[Records excerpted from a collection]
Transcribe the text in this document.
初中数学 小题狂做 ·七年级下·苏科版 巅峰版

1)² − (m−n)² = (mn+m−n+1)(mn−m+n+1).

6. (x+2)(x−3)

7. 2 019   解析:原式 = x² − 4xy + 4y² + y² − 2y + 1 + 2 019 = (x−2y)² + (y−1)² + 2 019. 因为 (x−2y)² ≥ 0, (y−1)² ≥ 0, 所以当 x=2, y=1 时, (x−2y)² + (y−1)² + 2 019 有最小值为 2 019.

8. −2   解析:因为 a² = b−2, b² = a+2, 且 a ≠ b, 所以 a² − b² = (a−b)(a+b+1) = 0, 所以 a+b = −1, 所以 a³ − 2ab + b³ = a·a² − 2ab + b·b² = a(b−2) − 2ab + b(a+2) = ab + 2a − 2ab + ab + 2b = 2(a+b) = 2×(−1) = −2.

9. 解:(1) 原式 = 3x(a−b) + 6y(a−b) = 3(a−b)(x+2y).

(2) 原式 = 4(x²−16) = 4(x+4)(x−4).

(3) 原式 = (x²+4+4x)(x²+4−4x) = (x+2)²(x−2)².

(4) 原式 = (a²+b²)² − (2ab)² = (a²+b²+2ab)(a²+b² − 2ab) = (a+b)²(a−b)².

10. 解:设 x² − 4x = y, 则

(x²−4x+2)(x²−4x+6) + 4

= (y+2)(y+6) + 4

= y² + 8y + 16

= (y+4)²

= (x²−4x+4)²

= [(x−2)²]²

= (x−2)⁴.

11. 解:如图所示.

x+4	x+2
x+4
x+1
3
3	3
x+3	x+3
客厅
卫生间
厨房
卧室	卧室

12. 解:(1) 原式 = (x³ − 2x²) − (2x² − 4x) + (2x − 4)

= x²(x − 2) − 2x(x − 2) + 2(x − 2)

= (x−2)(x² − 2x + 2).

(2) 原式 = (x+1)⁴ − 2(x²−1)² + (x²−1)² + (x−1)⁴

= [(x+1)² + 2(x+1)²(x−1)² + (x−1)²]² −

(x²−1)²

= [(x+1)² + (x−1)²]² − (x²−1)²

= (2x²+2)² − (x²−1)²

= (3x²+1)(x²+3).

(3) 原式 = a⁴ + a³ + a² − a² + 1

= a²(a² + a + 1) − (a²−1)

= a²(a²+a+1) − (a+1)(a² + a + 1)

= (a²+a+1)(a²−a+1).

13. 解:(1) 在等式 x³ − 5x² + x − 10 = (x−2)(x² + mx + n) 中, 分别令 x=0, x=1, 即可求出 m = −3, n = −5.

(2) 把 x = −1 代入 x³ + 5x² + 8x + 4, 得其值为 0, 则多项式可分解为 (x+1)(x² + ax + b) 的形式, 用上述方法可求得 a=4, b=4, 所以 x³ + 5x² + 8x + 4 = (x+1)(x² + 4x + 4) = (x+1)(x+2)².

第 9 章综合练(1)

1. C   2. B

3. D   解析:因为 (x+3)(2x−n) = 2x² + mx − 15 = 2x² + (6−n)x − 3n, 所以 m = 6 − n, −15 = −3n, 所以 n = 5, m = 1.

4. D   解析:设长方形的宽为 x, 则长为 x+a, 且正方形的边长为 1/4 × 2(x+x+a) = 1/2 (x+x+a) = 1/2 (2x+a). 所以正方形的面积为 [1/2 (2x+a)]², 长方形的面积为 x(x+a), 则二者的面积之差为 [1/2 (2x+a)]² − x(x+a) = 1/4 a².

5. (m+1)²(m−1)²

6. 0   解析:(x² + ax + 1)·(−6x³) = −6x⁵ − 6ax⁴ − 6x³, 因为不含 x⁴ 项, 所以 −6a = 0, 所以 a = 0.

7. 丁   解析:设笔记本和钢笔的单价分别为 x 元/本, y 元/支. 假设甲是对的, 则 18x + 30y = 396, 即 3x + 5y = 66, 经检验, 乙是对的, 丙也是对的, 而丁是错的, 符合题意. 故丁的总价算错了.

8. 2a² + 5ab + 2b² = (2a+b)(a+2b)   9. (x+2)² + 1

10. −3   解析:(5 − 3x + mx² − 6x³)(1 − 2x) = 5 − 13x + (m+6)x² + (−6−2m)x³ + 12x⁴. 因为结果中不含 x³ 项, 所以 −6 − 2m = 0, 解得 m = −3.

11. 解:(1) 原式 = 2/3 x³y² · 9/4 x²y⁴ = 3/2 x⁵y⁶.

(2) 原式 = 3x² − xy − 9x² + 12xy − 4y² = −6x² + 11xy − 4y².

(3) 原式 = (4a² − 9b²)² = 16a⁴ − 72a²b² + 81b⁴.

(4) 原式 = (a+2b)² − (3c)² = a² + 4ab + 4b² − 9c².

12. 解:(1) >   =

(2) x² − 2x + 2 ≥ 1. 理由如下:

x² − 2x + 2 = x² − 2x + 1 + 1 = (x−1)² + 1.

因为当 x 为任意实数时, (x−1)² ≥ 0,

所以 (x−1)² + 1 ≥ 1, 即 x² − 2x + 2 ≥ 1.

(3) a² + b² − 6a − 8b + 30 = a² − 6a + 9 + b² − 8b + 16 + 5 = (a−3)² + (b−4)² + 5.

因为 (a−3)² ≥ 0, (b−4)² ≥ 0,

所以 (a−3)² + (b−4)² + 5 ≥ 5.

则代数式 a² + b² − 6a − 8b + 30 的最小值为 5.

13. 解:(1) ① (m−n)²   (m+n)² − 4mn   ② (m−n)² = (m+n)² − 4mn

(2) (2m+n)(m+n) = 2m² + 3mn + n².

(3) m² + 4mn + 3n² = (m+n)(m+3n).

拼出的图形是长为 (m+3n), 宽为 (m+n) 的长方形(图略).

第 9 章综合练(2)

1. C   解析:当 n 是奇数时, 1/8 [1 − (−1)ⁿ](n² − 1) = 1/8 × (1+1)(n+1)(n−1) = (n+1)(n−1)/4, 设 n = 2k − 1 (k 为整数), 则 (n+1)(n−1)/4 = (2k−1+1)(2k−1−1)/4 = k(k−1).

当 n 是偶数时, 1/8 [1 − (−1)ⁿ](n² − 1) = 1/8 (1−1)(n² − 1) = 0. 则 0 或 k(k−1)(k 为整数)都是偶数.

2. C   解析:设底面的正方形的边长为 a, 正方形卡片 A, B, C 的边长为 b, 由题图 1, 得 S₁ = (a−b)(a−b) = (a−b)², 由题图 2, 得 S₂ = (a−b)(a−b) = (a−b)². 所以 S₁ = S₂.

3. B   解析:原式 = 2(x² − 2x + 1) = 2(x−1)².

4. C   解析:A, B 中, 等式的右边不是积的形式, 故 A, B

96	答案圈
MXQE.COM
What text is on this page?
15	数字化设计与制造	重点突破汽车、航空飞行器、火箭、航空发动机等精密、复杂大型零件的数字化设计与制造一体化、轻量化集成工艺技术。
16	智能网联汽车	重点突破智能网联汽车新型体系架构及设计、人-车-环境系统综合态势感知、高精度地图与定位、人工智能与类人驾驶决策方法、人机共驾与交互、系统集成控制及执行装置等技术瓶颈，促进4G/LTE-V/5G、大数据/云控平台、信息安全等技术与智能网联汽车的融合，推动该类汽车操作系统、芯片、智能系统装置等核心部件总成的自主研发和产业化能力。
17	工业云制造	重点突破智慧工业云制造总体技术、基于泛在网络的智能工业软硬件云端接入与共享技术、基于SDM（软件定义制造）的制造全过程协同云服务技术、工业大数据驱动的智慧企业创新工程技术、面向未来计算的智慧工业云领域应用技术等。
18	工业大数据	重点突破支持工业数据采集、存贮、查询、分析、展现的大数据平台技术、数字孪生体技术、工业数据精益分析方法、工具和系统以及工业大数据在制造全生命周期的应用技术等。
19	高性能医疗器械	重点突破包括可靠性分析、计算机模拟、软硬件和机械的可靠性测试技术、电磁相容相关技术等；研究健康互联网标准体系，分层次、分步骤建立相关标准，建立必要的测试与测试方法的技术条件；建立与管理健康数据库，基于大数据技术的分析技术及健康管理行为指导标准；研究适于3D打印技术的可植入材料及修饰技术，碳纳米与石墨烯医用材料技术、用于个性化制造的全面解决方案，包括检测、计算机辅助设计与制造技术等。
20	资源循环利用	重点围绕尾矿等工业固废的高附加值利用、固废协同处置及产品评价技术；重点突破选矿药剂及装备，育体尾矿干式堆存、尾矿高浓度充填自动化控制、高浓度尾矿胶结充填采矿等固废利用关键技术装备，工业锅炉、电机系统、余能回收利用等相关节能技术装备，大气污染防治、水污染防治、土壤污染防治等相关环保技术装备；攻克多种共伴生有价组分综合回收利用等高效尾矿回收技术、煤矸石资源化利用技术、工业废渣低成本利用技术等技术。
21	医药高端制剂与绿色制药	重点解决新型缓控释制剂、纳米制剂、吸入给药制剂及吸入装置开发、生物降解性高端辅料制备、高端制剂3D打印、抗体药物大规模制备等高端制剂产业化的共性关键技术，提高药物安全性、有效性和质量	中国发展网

◆ GIVEN INSTRUCTION
Give again only the lines of the material above that run from the one with "What text is on this page?" through the end, both included, exactly as they appear.

◆ RESULT OF THE EXERCISE
What text is on this page?
15	数字化设计与制造	重点突破汽车、航空飞行器、火箭、航空发动机等精密、复杂大型零件的数字化设计与制造一体化、轻量化集成工艺技术。
16	智能网联汽车	重点突破智能网联汽车新型体系架构及设计、人-车-环境系统综合态势感知、高精度地图与定位、人工智能与类人驾驶决策方法、人机共驾与交互、系统集成控制及执行装置等技术瓶颈，促进4G/LTE-V/5G、大数据/云控平台、信息安全等技术与智能网联汽车的融合，推动该类汽车操作系统、芯片、智能系统装置等核心部件总成的自主研发和产业化能力。
17	工业云制造	重点突破智慧工业云制造总体技术、基于泛在网络的智能工业软硬件云端接入与共享技术、基于SDM（软件定义制造）的制造全过程协同云服务技术、工业大数据驱动的智慧企业创新工程技术、面向未来计算的智慧工业云领域应用技术等。
18	工业大数据	重点突破支持工业数据采集、存贮、查询、分析、展现的大数据平台技术、数字孪生体技术、工业数据精益分析方法、工具和系统以及工业大数据在制造全生命周期的应用技术等。
19	高性能医疗器械	重点突破包括可靠性分析、计算机模拟、软硬件和机械的可靠性测试技术、电磁相容相关技术等；研究健康互联网标准体系，分层次、分步骤建立相关标准，建立必要的测试与测试方法的技术条件；建立与管理健康数据库，基于大数据技术的分析技术及健康管理行为指导标准；研究适于3D打印技术的可植入材料及修饰技术，碳纳米与石墨烯医用材料技术、用于个性化制造的全面解决方案，包括检测、计算机辅助设计与制造技术等。
20	资源循环利用	重点围绕尾矿等工业固废的高附加值利用、固废协同处置及产品评价技术；重点突破选矿药剂及装备，育体尾矿干式堆存、尾矿高浓度充填自动化控制、高浓度尾矿胶结充填采矿等固废利用关键技术装备，工业锅炉、电机系统、余能回收利用等相关节能技术装备，大气污染防治、水污染防治、土壤污染防治等相关环保技术装备；攻克多种共伴生有价组分综合回收利用等高效尾矿回收技术、煤矸石资源化利用技术、工业废渣低成本利用技术等技术。
21	医药高端制剂与绿色制药	重点解决新型缓控释制剂、纳米制剂、吸入给药制剂及吸入装置开发、生物降解性高端辅料制备、高端制剂3D打印、抗体药物大规模制备等高端制剂产业化的共性关键技术，提高药物安全性、有效性和质量	中国发展网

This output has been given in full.